▸ Aim of the exercise:
Below is a block of data; give all of it again word for word.

▸ Figure dataset records:
_ _ _ _

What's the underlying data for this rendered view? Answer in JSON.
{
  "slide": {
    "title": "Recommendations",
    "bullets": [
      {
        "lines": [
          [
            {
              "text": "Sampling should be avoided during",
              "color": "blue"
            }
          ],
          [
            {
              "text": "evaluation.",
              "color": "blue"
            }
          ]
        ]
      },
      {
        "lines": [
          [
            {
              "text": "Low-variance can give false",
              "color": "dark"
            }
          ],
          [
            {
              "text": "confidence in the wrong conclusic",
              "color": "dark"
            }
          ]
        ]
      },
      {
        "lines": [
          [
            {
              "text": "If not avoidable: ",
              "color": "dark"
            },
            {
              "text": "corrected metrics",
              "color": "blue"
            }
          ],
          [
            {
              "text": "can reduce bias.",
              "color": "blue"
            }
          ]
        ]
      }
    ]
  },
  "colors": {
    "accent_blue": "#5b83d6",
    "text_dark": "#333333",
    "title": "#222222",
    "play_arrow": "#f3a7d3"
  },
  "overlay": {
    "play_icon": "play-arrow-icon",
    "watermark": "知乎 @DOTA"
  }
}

_ _ _ _

▸ Answer for the task:
What's the underlying data for this rendered view? Answer in JSON.
{
  "slide": {
    "title": "Recommendations",
    "bullets": [
      {
        "lines": [
          [
            {
              "text": "Sampling should be avoided during",
              "color": "blue"
            }
          ],
          [
            {
              "text": "evaluation.",
              "color": "blue"
            }
          ]
        ]
      },
      {
        "lines": [
          [
            {
              "text": "Low-variance can give false",
              "color": "dark"
            }
          ],
          [
            {
              "text": "confidence in the wrong conclusic",
              "color": "dark"
            }
          ]
        ]
      },
      {
        "lines": [
          [
            {
              "text": "If not avoidable: ",
              "color": "dark"
            },
            {
              "text": "corrected metrics",
              "color": "blue"
            }
          ],
          [
            {
              "text": "can reduce bias.",
              "color": "blue"
            }
          ]
        ]
      }
    ]
  },
  "colors": {
    "accent_blue": "#5b83d6",
    "text_dark": "#333333",
    "title": "#222222",
    "play_arrow": "#f3a7d3"
  },
  "overlay": {
    "play_icon": "play-arrow-icon",
    "watermark": "知乎 @DOTA"
  }
}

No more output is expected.